**TO DO:** Reproduce every entry below precisely. Pictures are excluded from the copy.

**GIVEN RECORDS:**

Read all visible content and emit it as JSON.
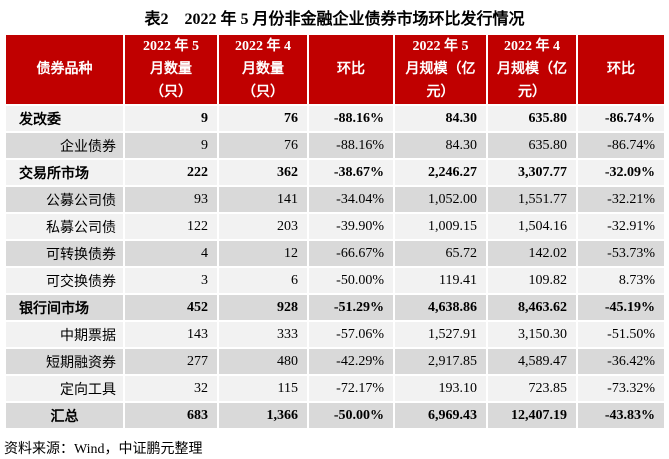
{
  "title": "表2　2022 年 5 月份非金融企业债券市场环比发行情况",
  "source": "资料来源：Wind，中证鹏元整理",
  "colors": {
    "header_bg": "#c00000",
    "header_text": "#ffffff",
    "row_light": "#f2f2f2",
    "row_dark": "#d9d9d9",
    "body_text": "#000000"
  },
  "table": {
    "header": [
      {
        "lines": [
          "债券品种"
        ]
      },
      {
        "lines": [
          "2022 年 5",
          "月数量",
          "（只）"
        ]
      },
      {
        "lines": [
          "2022 年 4",
          "月数量",
          "（只）"
        ]
      },
      {
        "lines": [
          "环比"
        ]
      },
      {
        "lines": [
          "2022 年 5",
          "月规模（亿",
          "元）"
        ]
      },
      {
        "lines": [
          "2022 年 4",
          "月规模（亿",
          "元）"
        ]
      },
      {
        "lines": [
          "环比"
        ]
      }
    ],
    "rows": [
      {
        "label": "发改委",
        "style": "group",
        "cells": [
          "9",
          "76",
          "-88.16%",
          "84.30",
          "635.80",
          "-86.74%"
        ]
      },
      {
        "label": "企业债券",
        "style": "sub",
        "cells": [
          "9",
          "76",
          "-88.16%",
          "84.30",
          "635.80",
          "-86.74%"
        ]
      },
      {
        "label": "交易所市场",
        "style": "group",
        "cells": [
          "222",
          "362",
          "-38.67%",
          "2,246.27",
          "3,307.77",
          "-32.09%"
        ]
      },
      {
        "label": "公募公司债",
        "style": "sub",
        "cells": [
          "93",
          "141",
          "-34.04%",
          "1,052.00",
          "1,551.77",
          "-32.21%"
        ]
      },
      {
        "label": "私募公司债",
        "style": "sub",
        "cells": [
          "122",
          "203",
          "-39.90%",
          "1,009.15",
          "1,504.16",
          "-32.91%"
        ]
      },
      {
        "label": "可转换债券",
        "style": "sub",
        "cells": [
          "4",
          "12",
          "-66.67%",
          "65.72",
          "142.02",
          "-53.73%"
        ]
      },
      {
        "label": "可交换债券",
        "style": "sub",
        "cells": [
          "3",
          "6",
          "-50.00%",
          "119.41",
          "109.82",
          "8.73%"
        ]
      },
      {
        "label": "银行间市场",
        "style": "group",
        "cells": [
          "452",
          "928",
          "-51.29%",
          "4,638.86",
          "8,463.62",
          "-45.19%"
        ]
      },
      {
        "label": "中期票据",
        "style": "sub",
        "cells": [
          "143",
          "333",
          "-57.06%",
          "1,527.91",
          "3,150.30",
          "-51.50%"
        ]
      },
      {
        "label": "短期融资券",
        "style": "sub",
        "cells": [
          "277",
          "480",
          "-42.29%",
          "2,917.85",
          "4,589.47",
          "-36.42%"
        ]
      },
      {
        "label": "定向工具",
        "style": "sub",
        "cells": [
          "32",
          "115",
          "-72.17%",
          "193.10",
          "723.85",
          "-73.32%"
        ]
      },
      {
        "label": "汇总",
        "style": "total",
        "cells": [
          "683",
          "1,366",
          "-50.00%",
          "6,969.43",
          "12,407.19",
          "-43.83%"
        ]
      }
    ]
  }
}
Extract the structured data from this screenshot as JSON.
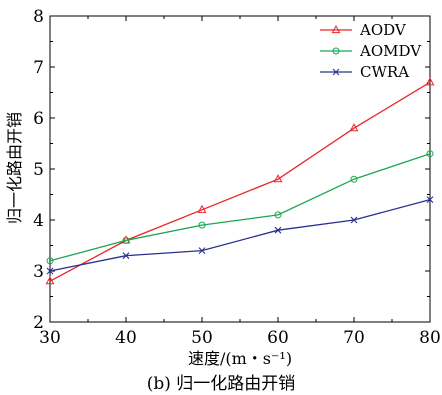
{
  "chart_data": {
    "type": "line",
    "x": [
      30,
      40,
      50,
      60,
      70,
      80
    ],
    "xlim": [
      30,
      80
    ],
    "ylim": [
      2,
      8
    ],
    "xticks": [
      "30",
      "40",
      "50",
      "60",
      "70",
      "80"
    ],
    "yticks": [
      "2",
      "3",
      "4",
      "5",
      "6",
      "7",
      "8"
    ],
    "xlabel": "速度/(m・s⁻¹)",
    "ylabel": "归一化路由开销",
    "grid": false,
    "legend_position": "top-right",
    "series": [
      {
        "name": "AODV",
        "color": "#e8262b",
        "marker": "triangle",
        "values": [
          2.8,
          3.6,
          4.2,
          4.8,
          5.8,
          6.7
        ]
      },
      {
        "name": "AOMDV",
        "color": "#1aa650",
        "marker": "circle",
        "values": [
          3.2,
          3.6,
          3.9,
          4.1,
          4.8,
          5.3
        ]
      },
      {
        "name": "CWRA",
        "color": "#2b2f8f",
        "marker": "x",
        "values": [
          3.0,
          3.3,
          3.4,
          3.8,
          4.0,
          4.4
        ]
      }
    ]
  },
  "caption": "(b) 归一化路由开销"
}
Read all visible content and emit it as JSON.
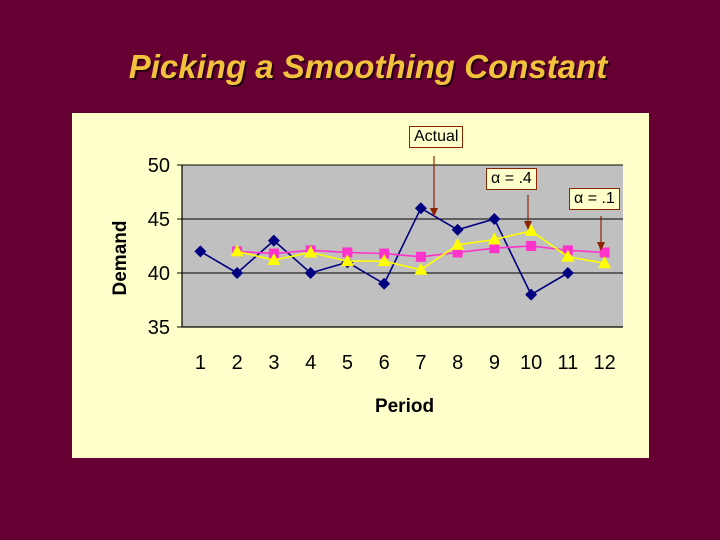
{
  "slide": {
    "title": "Picking a Smoothing Constant"
  },
  "callouts": {
    "actual": "Actual",
    "alpha_04": "α = .4",
    "alpha_01": "α = .1"
  },
  "colors": {
    "background": "#660033",
    "title": "#f2c23c",
    "panel": "#ffffcc",
    "plot_area": "#c0c0c0",
    "actual": "#000080",
    "alpha_04": "#ffff00",
    "alpha_01": "#ff33cc",
    "callout_border": "#8b2500"
  },
  "chart_data": {
    "type": "line",
    "title": "",
    "xlabel": "Period",
    "ylabel": "Demand",
    "ylim": [
      35,
      50
    ],
    "yticks": [
      35,
      40,
      45,
      50
    ],
    "grid": true,
    "categories": [
      "1",
      "2",
      "3",
      "4",
      "5",
      "6",
      "7",
      "8",
      "9",
      "10",
      "11",
      "12"
    ],
    "series": [
      {
        "name": "Actual",
        "marker": "diamond",
        "color": "#000080",
        "values": [
          42,
          40,
          43,
          40,
          41,
          39,
          46,
          44,
          45,
          38,
          40,
          null
        ]
      },
      {
        "name": "α = .1",
        "marker": "square",
        "color": "#ff33cc",
        "values": [
          null,
          42.0,
          41.8,
          42.1,
          41.9,
          41.8,
          41.5,
          41.9,
          42.3,
          42.5,
          42.1,
          41.9
        ]
      },
      {
        "name": "α = .4",
        "marker": "triangle",
        "color": "#ffff00",
        "values": [
          null,
          42.0,
          41.2,
          41.9,
          41.1,
          41.1,
          40.3,
          42.6,
          43.1,
          43.9,
          41.5,
          40.9
        ]
      }
    ]
  }
}
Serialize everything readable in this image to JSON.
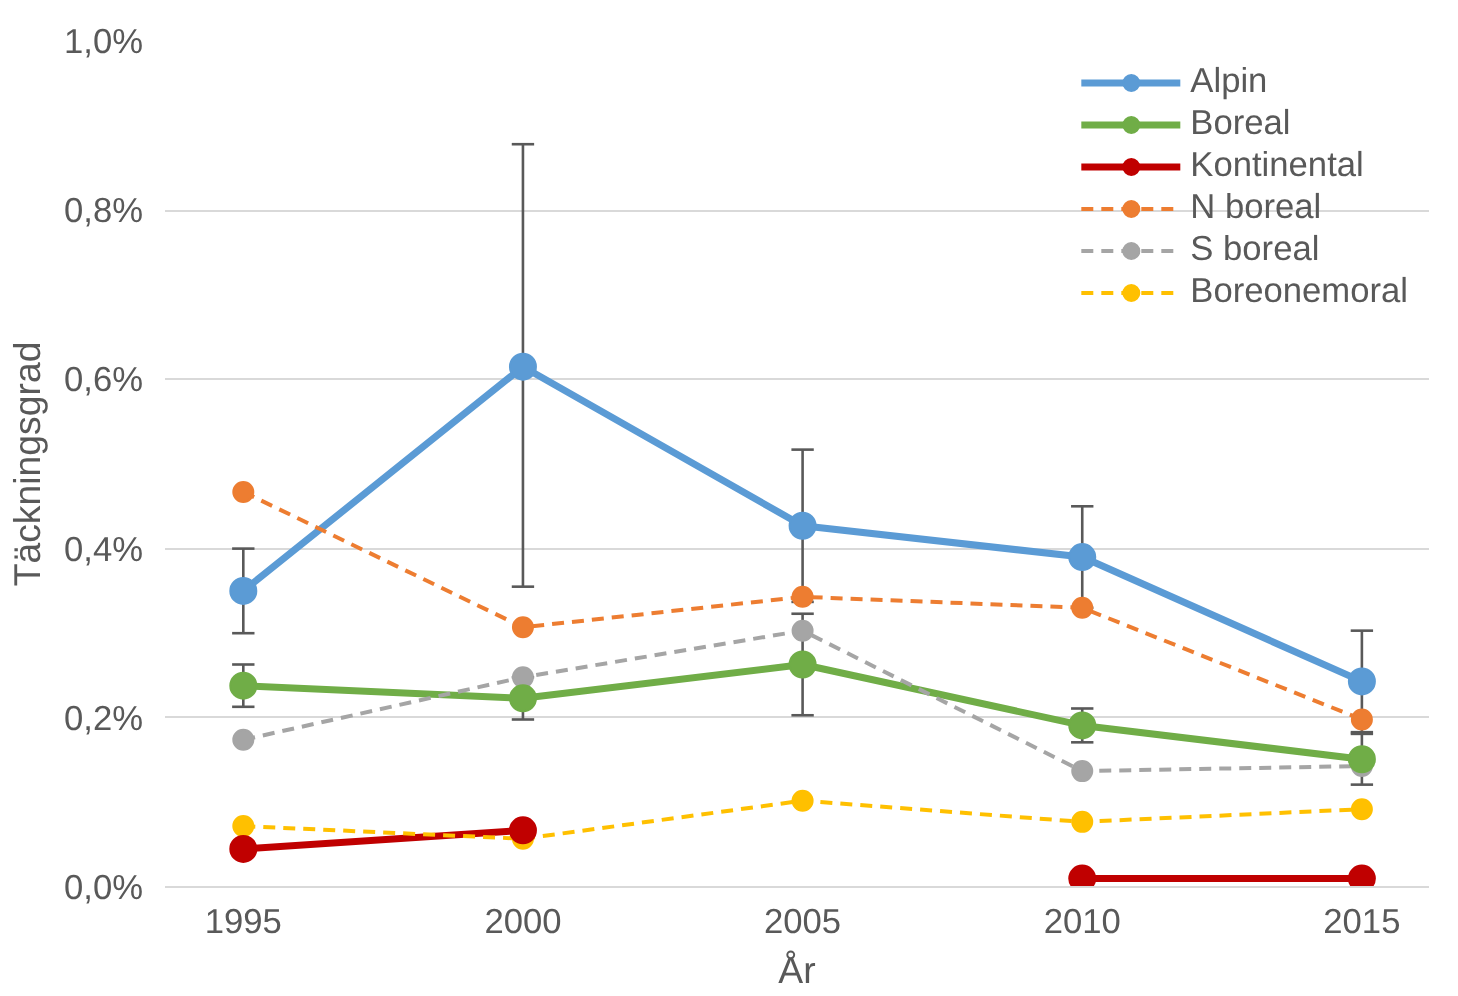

**RESULT OF THIS TASK:**
Read all visible content and emit it as JSON.
{
  "title": "表2　2022 年 5 月份非金融企业债券市场环比发行情况",
  "source": "资料来源：Wind，中证鹏元整理",
  "colors": {
    "header_bg": "#c00000",
    "header_text": "#ffffff",
    "row_light": "#f2f2f2",
    "row_dark": "#d9d9d9",
    "body_text": "#000000"
  },
  "table": {
    "header": [
      {
        "lines": [
          "债券品种"
        ]
      },
      {
        "lines": [
          "2022 年 5",
          "月数量",
          "（只）"
        ]
      },
      {
        "lines": [
          "2022 年 4",
          "月数量",
          "（只）"
        ]
      },
      {
        "lines": [
          "环比"
        ]
      },
      {
        "lines": [
          "2022 年 5",
          "月规模（亿",
          "元）"
        ]
      },
      {
        "lines": [
          "2022 年 4",
          "月规模（亿",
          "元）"
        ]
      },
      {
        "lines": [
          "环比"
        ]
      }
    ],
    "rows": [
      {
        "label": "发改委",
        "style": "group",
        "cells": [
          "9",
          "76",
          "-88.16%",
          "84.30",
          "635.80",
          "-86.74%"
        ]
      },
      {
        "label": "企业债券",
        "style": "sub",
        "cells": [
          "9",
          "76",
          "-88.16%",
          "84.30",
          "635.80",
          "-86.74%"
        ]
      },
      {
        "label": "交易所市场",
        "style": "group",
        "cells": [
          "222",
          "362",
          "-38.67%",
          "2,246.27",
          "3,307.77",
          "-32.09%"
        ]
      },
      {
        "label": "公募公司债",
        "style": "sub",
        "cells": [
          "93",
          "141",
          "-34.04%",
          "1,052.00",
          "1,551.77",
          "-32.21%"
        ]
      },
      {
        "label": "私募公司债",
        "style": "sub",
        "cells": [
          "122",
          "203",
          "-39.90%",
          "1,009.15",
          "1,504.16",
          "-32.91%"
        ]
      },
      {
        "label": "可转换债券",
        "style": "sub",
        "cells": [
          "4",
          "12",
          "-66.67%",
          "65.72",
          "142.02",
          "-53.73%"
        ]
      },
      {
        "label": "可交换债券",
        "style": "sub",
        "cells": [
          "3",
          "6",
          "-50.00%",
          "119.41",
          "109.82",
          "8.73%"
        ]
      },
      {
        "label": "银行间市场",
        "style": "group",
        "cells": [
          "452",
          "928",
          "-51.29%",
          "4,638.86",
          "8,463.62",
          "-45.19%"
        ]
      },
      {
        "label": "中期票据",
        "style": "sub",
        "cells": [
          "143",
          "333",
          "-57.06%",
          "1,527.91",
          "3,150.30",
          "-51.50%"
        ]
      },
      {
        "label": "短期融资券",
        "style": "sub",
        "cells": [
          "277",
          "480",
          "-42.29%",
          "2,917.85",
          "4,589.47",
          "-36.42%"
        ]
      },
      {
        "label": "定向工具",
        "style": "sub",
        "cells": [
          "32",
          "115",
          "-72.17%",
          "193.10",
          "723.85",
          "-73.32%"
        ]
      },
      {
        "label": "汇总",
        "style": "total",
        "cells": [
          "683",
          "1,366",
          "-50.00%",
          "6,969.43",
          "12,407.19",
          "-43.83%"
        ]
      }
    ]
  }
}
Extract the structured data from this screenshot as JSON.
{
  "chart_data": {
    "type": "line",
    "x": [
      30,
      40,
      50,
      60,
      70,
      80
    ],
    "xlim": [
      30,
      80
    ],
    "ylim": [
      2,
      8
    ],
    "xticks": [
      "30",
      "40",
      "50",
      "60",
      "70",
      "80"
    ],
    "yticks": [
      "2",
      "3",
      "4",
      "5",
      "6",
      "7",
      "8"
    ],
    "xlabel": "速度/(m・s⁻¹)",
    "ylabel": "归一化路由开销",
    "grid": false,
    "legend_position": "top-right",
    "series": [
      {
        "name": "AODV",
        "color": "#e8262b",
        "marker": "triangle",
        "values": [
          2.8,
          3.6,
          4.2,
          4.8,
          5.8,
          6.7
        ]
      },
      {
        "name": "AOMDV",
        "color": "#1aa650",
        "marker": "circle",
        "values": [
          3.2,
          3.6,
          3.9,
          4.1,
          4.8,
          5.3
        ]
      },
      {
        "name": "CWRA",
        "color": "#2b2f8f",
        "marker": "x",
        "values": [
          3.0,
          3.3,
          3.4,
          3.8,
          4.0,
          4.4
        ]
      }
    ]
  },
  "caption": "(b) 归一化路由开销"
}
Read all visible content and emit it as JSON.
{
  "slide": {
    "title": "Picking a Smoothing Constant"
  },
  "callouts": {
    "actual": "Actual",
    "alpha_04": "α = .4",
    "alpha_01": "α = .1"
  },
  "colors": {
    "background": "#660033",
    "title": "#f2c23c",
    "panel": "#ffffcc",
    "plot_area": "#c0c0c0",
    "actual": "#000080",
    "alpha_04": "#ffff00",
    "alpha_01": "#ff33cc",
    "callout_border": "#8b2500"
  },
  "chart_data": {
    "type": "line",
    "title": "",
    "xlabel": "Period",
    "ylabel": "Demand",
    "ylim": [
      35,
      50
    ],
    "yticks": [
      35,
      40,
      45,
      50
    ],
    "grid": true,
    "categories": [
      "1",
      "2",
      "3",
      "4",
      "5",
      "6",
      "7",
      "8",
      "9",
      "10",
      "11",
      "12"
    ],
    "series": [
      {
        "name": "Actual",
        "marker": "diamond",
        "color": "#000080",
        "values": [
          42,
          40,
          43,
          40,
          41,
          39,
          46,
          44,
          45,
          38,
          40,
          null
        ]
      },
      {
        "name": "α = .1",
        "marker": "square",
        "color": "#ff33cc",
        "values": [
          null,
          42.0,
          41.8,
          42.1,
          41.9,
          41.8,
          41.5,
          41.9,
          42.3,
          42.5,
          42.1,
          41.9
        ]
      },
      {
        "name": "α = .4",
        "marker": "triangle",
        "color": "#ffff00",
        "values": [
          null,
          42.0,
          41.2,
          41.9,
          41.1,
          41.1,
          40.3,
          42.6,
          43.1,
          43.9,
          41.5,
          40.9
        ]
      }
    ]
  }
}
Serialize everything readable in this image to JSON.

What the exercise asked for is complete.